[EXTRACTED INFORMATION]:
==================================================

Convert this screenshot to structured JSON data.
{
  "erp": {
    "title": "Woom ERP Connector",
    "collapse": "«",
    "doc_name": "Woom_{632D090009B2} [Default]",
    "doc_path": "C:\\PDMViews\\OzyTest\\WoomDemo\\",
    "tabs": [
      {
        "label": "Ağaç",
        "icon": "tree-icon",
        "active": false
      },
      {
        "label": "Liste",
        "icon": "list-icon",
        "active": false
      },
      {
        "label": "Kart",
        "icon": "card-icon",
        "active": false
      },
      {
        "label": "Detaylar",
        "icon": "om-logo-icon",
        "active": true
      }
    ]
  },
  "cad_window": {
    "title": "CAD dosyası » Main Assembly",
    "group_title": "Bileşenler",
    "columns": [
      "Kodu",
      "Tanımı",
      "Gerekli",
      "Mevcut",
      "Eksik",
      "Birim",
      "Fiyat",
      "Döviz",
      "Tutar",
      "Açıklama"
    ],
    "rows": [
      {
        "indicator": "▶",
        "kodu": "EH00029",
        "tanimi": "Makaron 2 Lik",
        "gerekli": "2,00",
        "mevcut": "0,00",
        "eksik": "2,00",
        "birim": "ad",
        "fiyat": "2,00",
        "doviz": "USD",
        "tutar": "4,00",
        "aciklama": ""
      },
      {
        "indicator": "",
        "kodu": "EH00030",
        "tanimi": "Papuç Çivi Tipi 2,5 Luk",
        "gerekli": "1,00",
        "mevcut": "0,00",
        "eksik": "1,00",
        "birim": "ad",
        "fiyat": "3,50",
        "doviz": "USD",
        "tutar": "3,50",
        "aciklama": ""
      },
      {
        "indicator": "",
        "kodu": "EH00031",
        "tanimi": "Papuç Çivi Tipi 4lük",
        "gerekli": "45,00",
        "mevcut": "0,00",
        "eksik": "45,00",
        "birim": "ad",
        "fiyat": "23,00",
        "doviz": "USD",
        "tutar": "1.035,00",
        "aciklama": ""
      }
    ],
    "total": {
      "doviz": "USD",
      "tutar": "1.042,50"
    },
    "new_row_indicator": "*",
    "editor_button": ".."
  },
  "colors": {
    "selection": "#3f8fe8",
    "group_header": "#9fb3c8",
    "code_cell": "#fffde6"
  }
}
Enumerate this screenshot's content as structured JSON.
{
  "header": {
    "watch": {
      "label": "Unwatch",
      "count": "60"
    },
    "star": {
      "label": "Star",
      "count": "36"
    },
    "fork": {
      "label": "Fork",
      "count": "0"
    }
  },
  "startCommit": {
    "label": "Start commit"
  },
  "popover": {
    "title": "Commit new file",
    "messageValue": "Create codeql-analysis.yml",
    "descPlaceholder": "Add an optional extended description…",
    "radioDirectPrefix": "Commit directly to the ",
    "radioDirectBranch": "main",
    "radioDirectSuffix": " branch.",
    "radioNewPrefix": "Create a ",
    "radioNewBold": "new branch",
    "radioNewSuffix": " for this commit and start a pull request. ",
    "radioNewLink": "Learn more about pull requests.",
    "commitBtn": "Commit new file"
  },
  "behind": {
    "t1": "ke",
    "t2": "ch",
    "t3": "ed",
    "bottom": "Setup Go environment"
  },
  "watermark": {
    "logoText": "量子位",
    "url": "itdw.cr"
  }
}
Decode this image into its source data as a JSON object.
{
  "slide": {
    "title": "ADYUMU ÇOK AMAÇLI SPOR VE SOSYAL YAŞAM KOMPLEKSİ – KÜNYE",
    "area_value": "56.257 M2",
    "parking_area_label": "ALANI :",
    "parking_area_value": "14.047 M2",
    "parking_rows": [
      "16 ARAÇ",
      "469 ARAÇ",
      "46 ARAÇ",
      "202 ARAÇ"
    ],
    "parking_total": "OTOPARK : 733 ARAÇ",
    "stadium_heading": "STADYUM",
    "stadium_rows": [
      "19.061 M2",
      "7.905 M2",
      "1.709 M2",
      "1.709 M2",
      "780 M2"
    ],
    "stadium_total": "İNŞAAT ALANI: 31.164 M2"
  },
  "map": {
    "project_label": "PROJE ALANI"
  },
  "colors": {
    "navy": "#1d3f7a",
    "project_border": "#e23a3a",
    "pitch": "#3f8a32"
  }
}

==================================================

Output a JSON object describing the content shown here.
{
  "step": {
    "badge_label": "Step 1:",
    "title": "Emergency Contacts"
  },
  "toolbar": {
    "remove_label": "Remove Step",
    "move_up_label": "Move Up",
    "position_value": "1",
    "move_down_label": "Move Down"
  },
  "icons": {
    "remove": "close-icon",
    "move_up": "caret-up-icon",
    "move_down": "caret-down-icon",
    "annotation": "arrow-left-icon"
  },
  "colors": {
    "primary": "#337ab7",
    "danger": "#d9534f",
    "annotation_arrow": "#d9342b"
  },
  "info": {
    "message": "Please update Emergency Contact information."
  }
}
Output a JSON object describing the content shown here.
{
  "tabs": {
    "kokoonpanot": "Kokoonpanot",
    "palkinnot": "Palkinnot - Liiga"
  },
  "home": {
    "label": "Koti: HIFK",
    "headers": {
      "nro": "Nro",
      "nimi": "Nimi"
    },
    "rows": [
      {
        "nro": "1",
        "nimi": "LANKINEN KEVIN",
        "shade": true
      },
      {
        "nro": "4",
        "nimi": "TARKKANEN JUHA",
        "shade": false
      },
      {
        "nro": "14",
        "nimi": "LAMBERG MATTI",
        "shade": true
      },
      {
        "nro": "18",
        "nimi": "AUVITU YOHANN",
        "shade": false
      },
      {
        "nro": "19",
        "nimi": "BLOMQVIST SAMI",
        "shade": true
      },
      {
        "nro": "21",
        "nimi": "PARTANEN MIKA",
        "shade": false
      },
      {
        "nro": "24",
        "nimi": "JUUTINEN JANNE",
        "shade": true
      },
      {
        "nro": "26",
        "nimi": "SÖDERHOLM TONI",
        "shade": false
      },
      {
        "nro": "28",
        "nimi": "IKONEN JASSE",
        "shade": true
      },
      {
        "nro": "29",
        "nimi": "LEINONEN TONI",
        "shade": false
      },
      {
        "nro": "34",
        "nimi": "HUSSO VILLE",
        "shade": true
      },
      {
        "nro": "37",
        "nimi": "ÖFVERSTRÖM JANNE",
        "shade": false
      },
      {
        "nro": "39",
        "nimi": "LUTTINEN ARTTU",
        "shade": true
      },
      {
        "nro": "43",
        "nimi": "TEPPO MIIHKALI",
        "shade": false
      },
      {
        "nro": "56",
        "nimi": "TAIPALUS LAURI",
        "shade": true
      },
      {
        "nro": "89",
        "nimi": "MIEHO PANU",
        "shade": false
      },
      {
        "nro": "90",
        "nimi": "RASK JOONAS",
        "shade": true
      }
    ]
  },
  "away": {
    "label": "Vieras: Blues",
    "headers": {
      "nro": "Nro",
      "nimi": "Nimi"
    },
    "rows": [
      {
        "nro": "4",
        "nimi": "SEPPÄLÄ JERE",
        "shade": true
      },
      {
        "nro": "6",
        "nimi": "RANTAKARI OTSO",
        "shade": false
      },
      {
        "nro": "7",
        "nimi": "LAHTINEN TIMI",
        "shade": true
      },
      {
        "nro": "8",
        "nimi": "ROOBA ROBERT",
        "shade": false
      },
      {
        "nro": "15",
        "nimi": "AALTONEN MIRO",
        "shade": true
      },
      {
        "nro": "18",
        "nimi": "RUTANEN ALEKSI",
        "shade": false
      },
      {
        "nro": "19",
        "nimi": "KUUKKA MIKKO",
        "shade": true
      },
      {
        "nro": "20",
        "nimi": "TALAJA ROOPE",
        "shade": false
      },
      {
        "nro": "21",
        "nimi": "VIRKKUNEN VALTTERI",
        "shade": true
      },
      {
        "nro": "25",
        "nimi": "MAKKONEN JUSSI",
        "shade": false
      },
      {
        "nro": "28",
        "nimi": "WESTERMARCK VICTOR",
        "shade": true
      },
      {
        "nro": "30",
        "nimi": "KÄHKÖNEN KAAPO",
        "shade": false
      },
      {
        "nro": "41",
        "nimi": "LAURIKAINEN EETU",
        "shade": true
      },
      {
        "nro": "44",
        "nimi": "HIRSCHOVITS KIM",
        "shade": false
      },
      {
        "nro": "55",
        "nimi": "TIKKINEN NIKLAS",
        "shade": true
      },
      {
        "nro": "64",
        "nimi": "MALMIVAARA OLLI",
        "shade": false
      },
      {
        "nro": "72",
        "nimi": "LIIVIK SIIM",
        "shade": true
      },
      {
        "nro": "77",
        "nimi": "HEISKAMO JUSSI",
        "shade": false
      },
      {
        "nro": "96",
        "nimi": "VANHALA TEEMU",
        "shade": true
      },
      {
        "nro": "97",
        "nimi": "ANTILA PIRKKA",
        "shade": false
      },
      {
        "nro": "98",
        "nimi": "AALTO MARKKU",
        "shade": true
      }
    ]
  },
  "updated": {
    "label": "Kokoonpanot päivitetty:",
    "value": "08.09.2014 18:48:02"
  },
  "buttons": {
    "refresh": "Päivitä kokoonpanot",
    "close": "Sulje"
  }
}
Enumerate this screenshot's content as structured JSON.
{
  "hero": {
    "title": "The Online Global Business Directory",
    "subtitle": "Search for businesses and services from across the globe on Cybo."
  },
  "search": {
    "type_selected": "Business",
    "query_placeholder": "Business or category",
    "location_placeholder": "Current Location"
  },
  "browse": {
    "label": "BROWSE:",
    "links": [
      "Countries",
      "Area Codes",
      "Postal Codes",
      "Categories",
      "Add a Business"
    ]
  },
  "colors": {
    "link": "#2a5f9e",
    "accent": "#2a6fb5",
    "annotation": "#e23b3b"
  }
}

==================================================

[GIVEN PROBLEM]: State how many lines of the listing above include the word "caret". Give nothing but the number.

[COMPLETE OUTPUT]: 2